_Teks Pilihan_

* * * *

JAKARTA, Berita HUKUM - Anggota Badan Legislasi (Baleg) DPR RI Bukhori Yusuf menegaskan bahwa terdapat sejumlah pasal dalam Rancangan Undang-Undang (RUU) Cipta Kerja yang menabrak ketentuan yang sudah diatur oleh Undang-Undang (UU) eksisting dan juga UUD 1945. Menurut politisi Fraksi Partai Keadilan Sejahtera (F-PKS) itu hal tersebut sangat berbahaya bagi penyelenggaraan kehidupan bernegara.
"Kami telah melakukan pencermatan yang serius dan komprehensif terhadap RUU ini, sehingga harus kami sampaikan kepada Pemerintah bahwa terdapat sejumlah pasal yang menabrak ketentuan yang sudah diatur oleh undang-undang eksisting bahkan UUD 1945. Ini jelas berbahaya bagi penyelenggaraan kehidupan bernegara," tutur Bukhori dalam keterangan persnya kepada Parlementaria di Jakarta, Jumat (22/5).
Ia memaparkan, salah satu contoh pasal yang menabrak sejumlah UU itu di antaranya adalah Pasal 146 RUU Cipta Kerja terkait pembentukan lembaga sui generis bernama Lembaga Pengelola Investasi (LPI).
"Sebenarnya, ketentuan mengenai pengelolaan investasi tidak diatur secara tegas dalam UUD 1945. Meskipun demikian pasal 23 C UUD 1945 menyebutkan: 'Hal-hal lain mengenai keuangan negara diatur dengan undang-undang'. Frasa "dengan undang-undang" berarti bahwa ketentuan terkait keuangan dan perbendaharaan negara termasuk di dalamnya pengelolaan investasi Pemerintah harus di atas UU tersendiri yaitu UU Nomor 17 Tahun 2003 Tentang Keuangan Negara dan UU Nomor 1 Tahun 2004 Tentang Perbendaharaan Negara," paparnya.
Bukhori menambahkan, kedua UU ini pada prinsipnya mengamanatkan ketentuan penatausahaan dan pengelolaan investasi pemerintah merupakan kewenangan Menteri Keuangan. Namun berdasarkan pasal 146 RUU Ciptaker, lanjutnya, dibentuk LPI dimana memiliki kewenangan yang sama dengan Menkeu dalam hal pengelolaan investasi Pemerintah. Salah satu implikasi yang akan timbul jika lembaga ini disahkan adalah kewenangan penatausahaan dan pengelolaan investasi Pemerintah yang seharusnya tetap pada Menkeu sebagaimana sesuai dengan UU Nomor 17 Tahun 2003 dan UU Nomor 1 Tahun 2004 berpotensi dirampas oleh LPI. Artinya, RUU ini akan kontradiktif dengan amanat konstitusi.

* * * *

_Data Terekstraksi_
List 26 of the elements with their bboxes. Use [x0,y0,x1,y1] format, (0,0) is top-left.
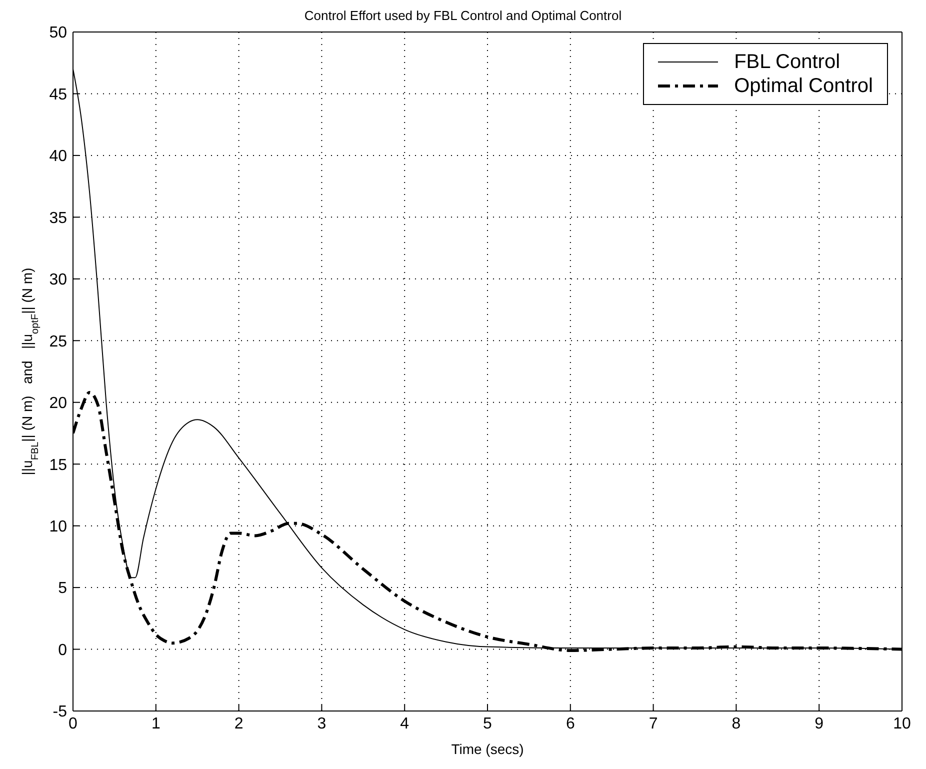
x-tick-label: 1 [151,715,160,732]
x-tick-label: 6 [566,715,575,732]
y-tick-label: 45 [49,86,68,104]
y-tick-label: 20 [49,395,68,412]
legend-label: FBL Control [734,50,840,74]
y-tick-label: 10 [49,518,68,536]
y-tick-label: 5 [58,580,68,598]
x-tick-label: 9 [814,715,824,732]
y-tick-label: 35 [49,210,68,227]
x-tick-label: 7 [648,715,658,732]
y-tick-label: 30 [49,272,68,289]
x-tick-label: 8 [732,715,741,732]
chart-title: Control Effort used by FBL Control and Optimal Control [303,8,623,25]
y-tick-label: 25 [49,333,68,350]
x-tick-label: 3 [317,715,326,732]
y-tick-label: 40 [49,148,68,166]
y-tick-label: 15 [49,456,68,474]
y-tick-label: 0 [58,642,68,659]
y-tick-label: 50 [49,24,68,42]
x-axis-title: Time (secs) [451,741,524,757]
x-tick-label: 2 [234,715,244,732]
y-tick-label: -5 [52,704,68,721]
x-tick-label: 5 [483,715,492,732]
x-tick-label: 4 [400,715,410,732]
x-tick-label: 10 [893,715,911,732]
legend-label: Optimal Control [734,74,873,98]
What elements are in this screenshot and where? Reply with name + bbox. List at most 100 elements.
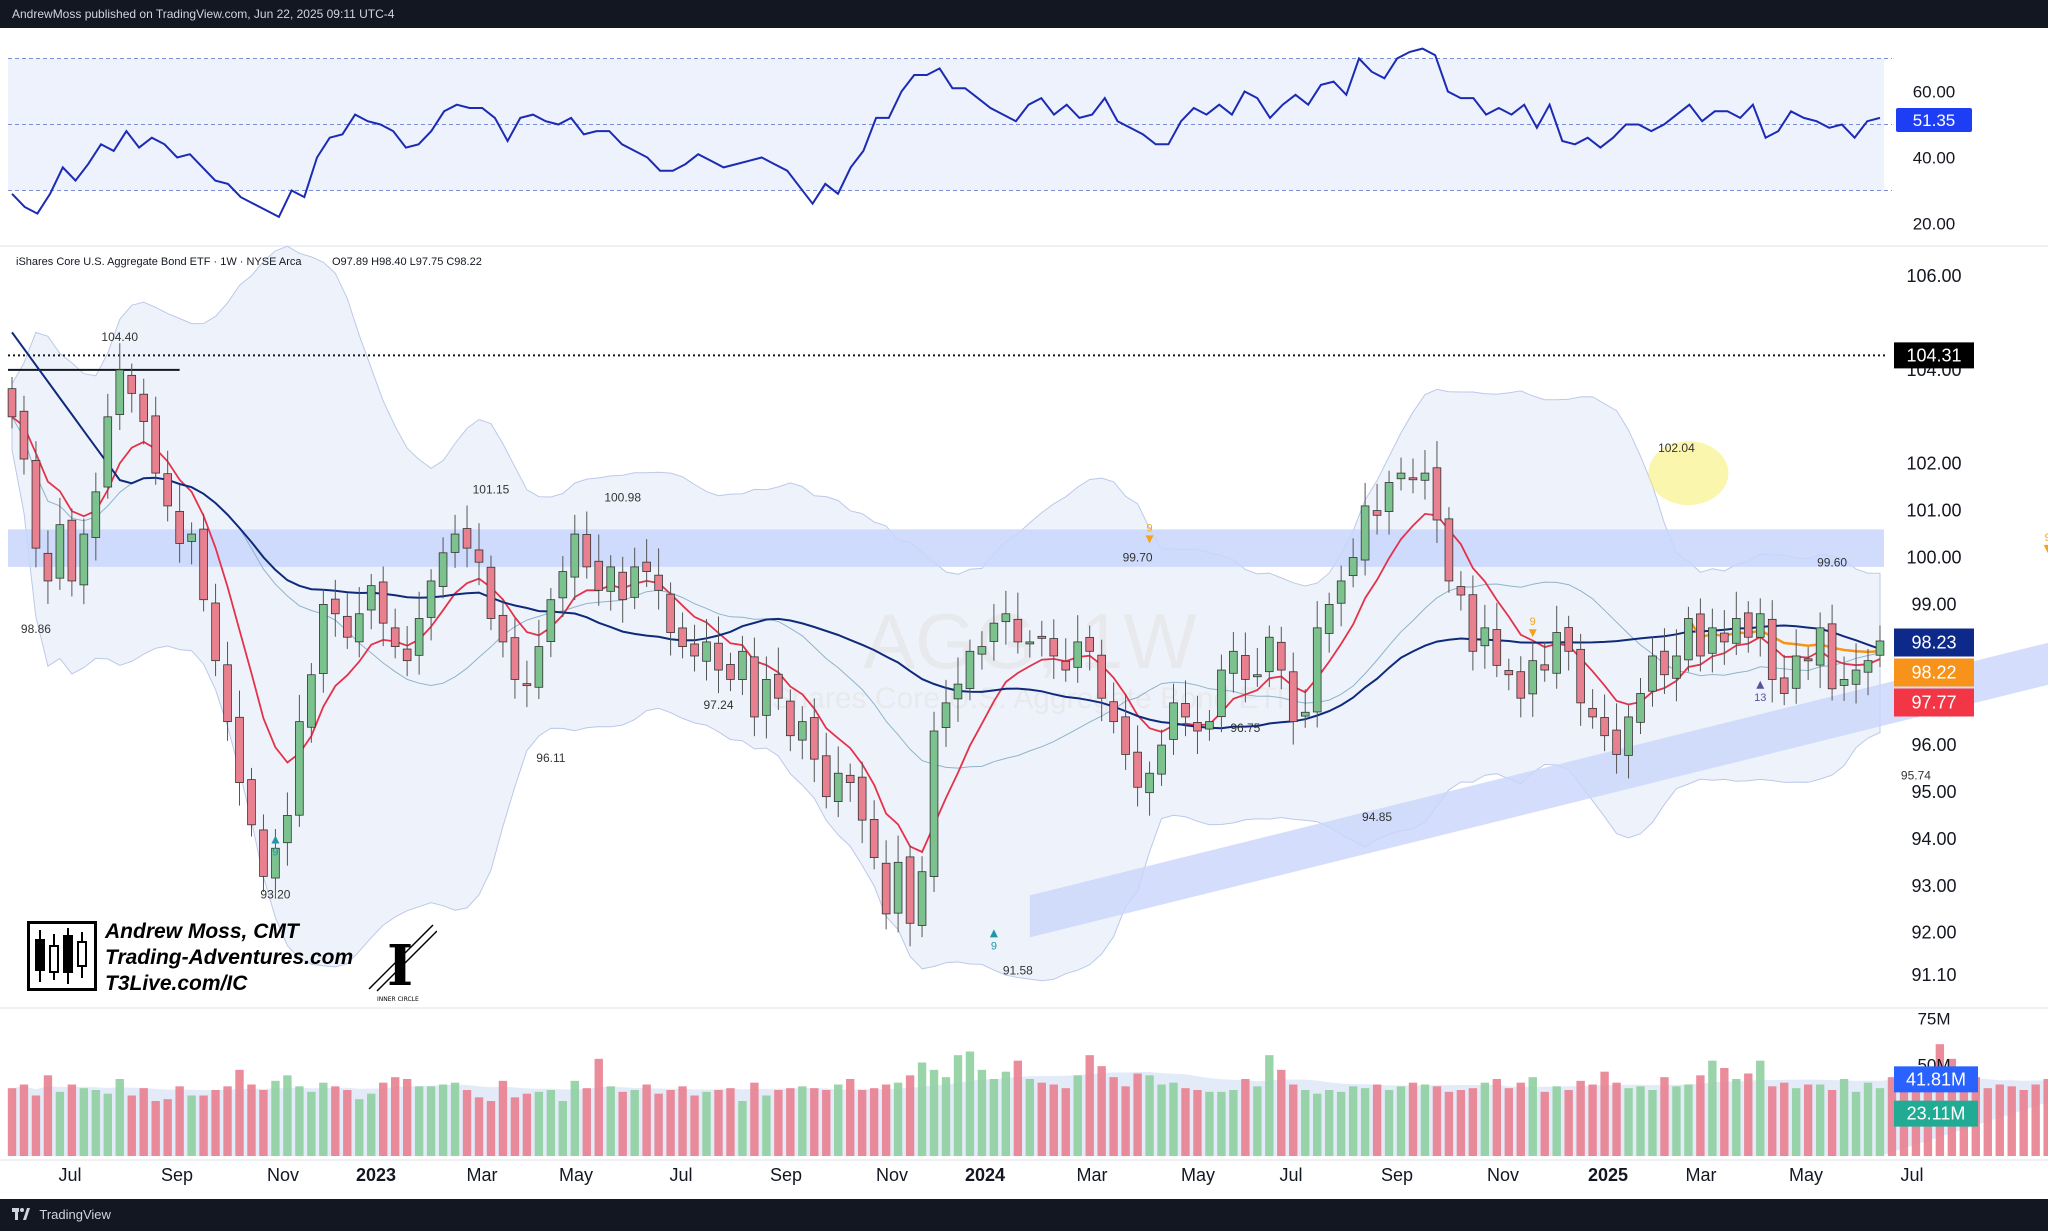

* * * *

_Petunjuk Latihan_
Sambung berita tentang pasal RUU Cipta Kerja yang dinilai menabrak undang-undang, mulai tepat setelah kalimat terakhirnya. Data tersebut berasal dari sumber lain.

_Jawaban Latihan_
"Kami menganggap pembentukan LPI ini adalah tindakan mubazir. Pada saat ini Investasi Pemerintah Pusat telah diatur berdasarkan Peraturan Pemerintah nomor 63 tahun 2019 tentang Investasi Pemerintah. PP 63/2019 disusun berdasarkan UU Nomor 1 Tahun 2004 tentang Perbendaharaan Negara dan UU Nomor 17 tahun 2003 tentang Keuangan Negara. Oleh sebab itu LPI tidak diperlukan saat ini, cukup mengoptimalkan lembaga yang sudah ada, yakni Badan Koordinasi Penanaman Modal (BKPM)," tandasnya.
Sebagai informasi, LPI rencananya akan difungsikan untuk mengelola sejumlah dana yang bersumber dari cadangan devisa negara milik Bank Indonesia; akumulasi surplus perdagangan; sisa anggaran; dana hasil privatisasi aset-aset BUMN; dan penerimaan negara dari eskpor sumber daya alam. Selain itu, LPI juga dapat mengatur dana publik dan menginvestasikan ke aset yang luas dan beragam.
Kendati demikian, salah satu kelemahan LPI adalah lebih mengutamakan imbal hasil (return) daripada likuiditas, sehingga cenderung beresiko dibandingkan cadangan devisa yang tradisional sebagai stabilisator ekonomi. Selain alasan mubazir, rencana pembentukan LPI juga menuai kecemasan Bukhori. Kewenangan luar biasa yang dimiliki LPI berpotensi menjadi lembaga super body yang tidak tersentuh oleh audit BPK.
Hal ini cukup beralasan mengingat di dalam Pasal 153 RUU Ciptaker berbunyi: 'Pemeriksaan pengelolaan dan tanggung jawab keuangan Lembaga dilakukan oleh akuntan publik yang terdaftar pada Badan Pemeriksa Keuangan'. Sedangkan pada Pasal 23E UUD Tahun 1945, berbunyi: 'Untuk memeriksa pengelolaan dan tanggung jawab tentang keuangan negara diadakan satu Badan Pemeriksa Keuangan yang bebas dan mandiri'.
"LPI ini tidak jelas kelaminnya. Dengan otoritas yang sedemikian besar, akan sangat beresiko dan kontradiktif dengan amanat konstitusi apabila LPI hanya diawasi oleh akuntan publik. Bukan hal yang mustahil lembaga ini akan bernasib sama dengan PIP " cetus legislator dapil Jawa Tengah I itu.
Anggota Komisi VIII DPR RI itu menerangkan, Indonesia pernah memiliki lembaga serupa LPI, yakni Pusat Investasi Pemerintah (PIP) sebelum akhirnya ditutup dan aset-aset PIP dialihkan kepada PT. Sarana Multi Infrastruktur (SMI) untuk membantu pendanaan Infrastruktur pada tahun 2015. Total dana yang dikelola PIP pada tahun 2015 senilai Rp 18,356 triliun.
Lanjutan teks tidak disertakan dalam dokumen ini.